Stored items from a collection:
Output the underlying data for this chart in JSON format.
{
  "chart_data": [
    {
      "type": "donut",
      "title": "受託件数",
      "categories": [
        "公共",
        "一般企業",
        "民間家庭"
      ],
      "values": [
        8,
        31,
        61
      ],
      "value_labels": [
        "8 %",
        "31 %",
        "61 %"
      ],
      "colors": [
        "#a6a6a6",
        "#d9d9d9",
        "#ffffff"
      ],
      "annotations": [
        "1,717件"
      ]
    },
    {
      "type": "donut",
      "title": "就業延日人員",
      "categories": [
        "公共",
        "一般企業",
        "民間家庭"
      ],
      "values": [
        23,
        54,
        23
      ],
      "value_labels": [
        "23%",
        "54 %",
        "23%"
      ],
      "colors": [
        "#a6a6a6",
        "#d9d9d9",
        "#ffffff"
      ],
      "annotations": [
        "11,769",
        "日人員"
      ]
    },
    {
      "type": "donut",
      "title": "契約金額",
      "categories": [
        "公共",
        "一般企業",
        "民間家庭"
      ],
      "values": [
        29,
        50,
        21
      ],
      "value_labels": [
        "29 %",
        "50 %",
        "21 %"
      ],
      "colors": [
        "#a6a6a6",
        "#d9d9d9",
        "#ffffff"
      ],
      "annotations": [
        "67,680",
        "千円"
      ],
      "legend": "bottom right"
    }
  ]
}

CHALLENGE: Would you reproduce all the entries exactly?

SOLUTION TO THE PROBLEM:
Output the underlying data for this chart in JSON format.
{
  "chart_data": [
    {
      "type": "donut",
      "title": "受託件数",
      "categories": [
        "公共",
        "一般企業",
        "民間家庭"
      ],
      "values": [
        8,
        31,
        61
      ],
      "value_labels": [
        "8 %",
        "31 %",
        "61 %"
      ],
      "colors": [
        "#a6a6a6",
        "#d9d9d9",
        "#ffffff"
      ],
      "annotations": [
        "1,717件"
      ]
    },
    {
      "type": "donut",
      "title": "就業延日人員",
      "categories": [
        "公共",
        "一般企業",
        "民間家庭"
      ],
      "values": [
        23,
        54,
        23
      ],
      "value_labels": [
        "23%",
        "54 %",
        "23%"
      ],
      "colors": [
        "#a6a6a6",
        "#d9d9d9",
        "#ffffff"
      ],
      "annotations": [
        "11,769",
        "日人員"
      ]
    },
    {
      "type": "donut",
      "title": "契約金額",
      "categories": [
        "公共",
        "一般企業",
        "民間家庭"
      ],
      "values": [
        29,
        50,
        21
      ],
      "value_labels": [
        "29 %",
        "50 %",
        "21 %"
      ],
      "colors": [
        "#a6a6a6",
        "#d9d9d9",
        "#ffffff"
      ],
      "annotations": [
        "67,680",
        "千円"
      ],
      "legend": "bottom right"
    }
  ]
}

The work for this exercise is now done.